### Stated problem
Find the lines that hold "grave". Report only how many there are.

### Supplied data
-*-*-

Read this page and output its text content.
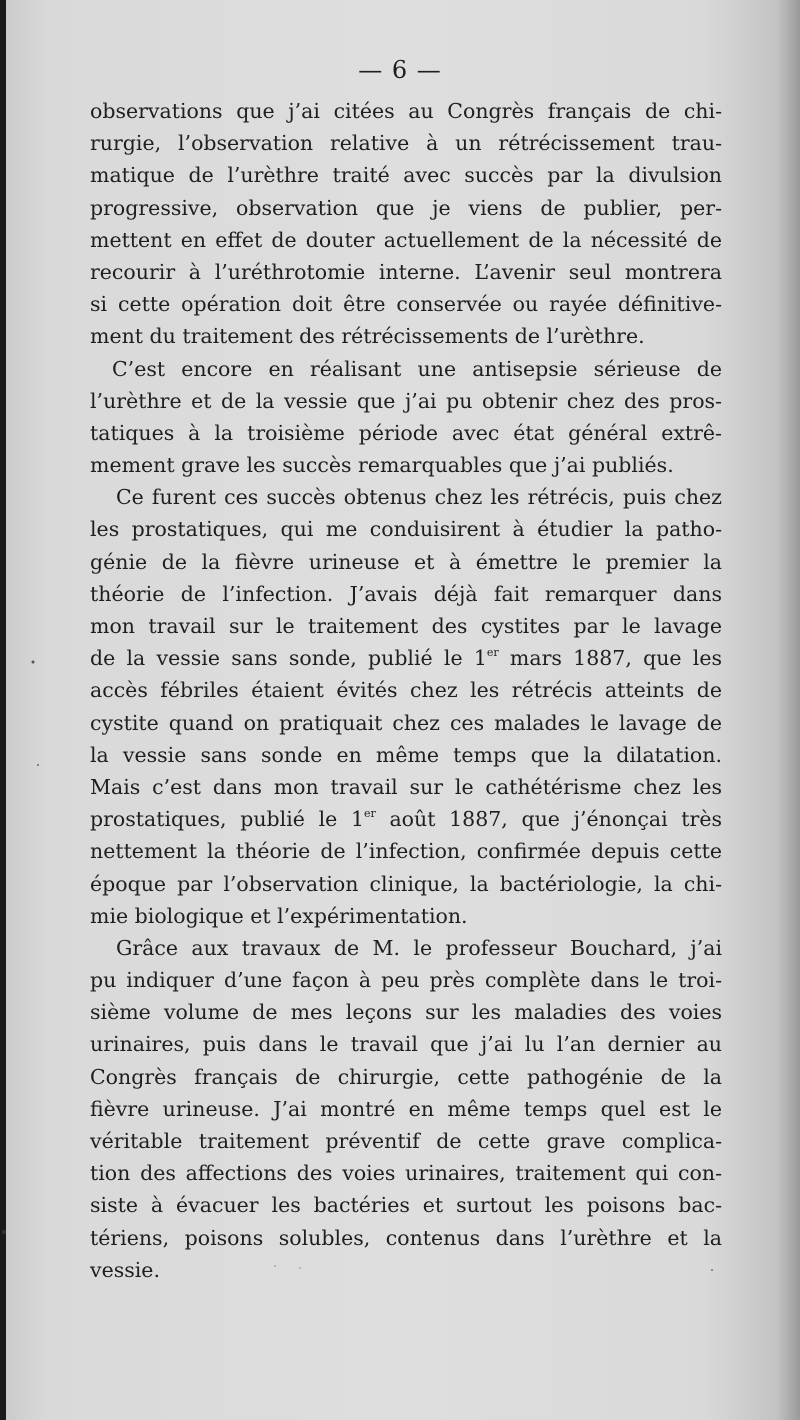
— 6 —
observations que j’ai citées au Congrès français de chi-
rurgie, l’observation relative à un rétrécissement trau-
matique de l’urèthre traité avec succès par la divulsion
progressive, observation que je viens de publier, per-
mettent en effet de douter actuellement de la nécessité de
recourir à l’uréthrotomie interne. L’avenir seul montrera
si cette opération doit être conservée ou rayée définitive-
ment du traitement des rétrécissements de l’urèthre.
C’est encore en réalisant une antisepsie sérieuse de
l’urèthre et de la vessie que j’ai pu obtenir chez des pros-
tatiques à la troisième période avec état général extrê-
mement grave les succès remarquables que j’ai publiés.
Ce furent ces succès obtenus chez les rétrécis, puis chez
les prostatiques, qui me conduisirent à étudier la patho-
génie de la fièvre urineuse et à émettre le premier la
théorie de l’infection. J’avais déjà fait remarquer dans
mon travail sur le traitement des cystites par le lavage
de la vessie sans sonde, publié le 1er mars 1887, que les
accès fébriles étaient évités chez les rétrécis atteints de
cystite quand on pratiquait chez ces malades le lavage de
la vessie sans sonde en même temps que la dilatation.
Mais c’est dans mon travail sur le cathétérisme chez les
prostatiques, publié le 1er août 1887, que j’énonçai très
nettement la théorie de l’infection, confirmée depuis cette
époque par l’observation clinique, la bactériologie, la chi-
mie biologique et l’expérimentation.
Grâce aux travaux de M. le professeur Bouchard, j’ai
pu indiquer d’une façon à peu près complète dans le troi-
sième volume de mes leçons sur les maladies des voies
urinaires, puis dans le travail que j’ai lu l’an dernier au
Congrès français de chirurgie, cette pathogénie de la
fièvre urineuse. J’ai montré en même temps quel est le
véritable traitement préventif de cette grave complica-
tion des affections des voies urinaires, traitement qui con-
siste à évacuer les bactéries et surtout les poisons bac-
tériens, poisons solubles, contenus dans l’urèthre et la
vessie.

-*-*-

### Task output
2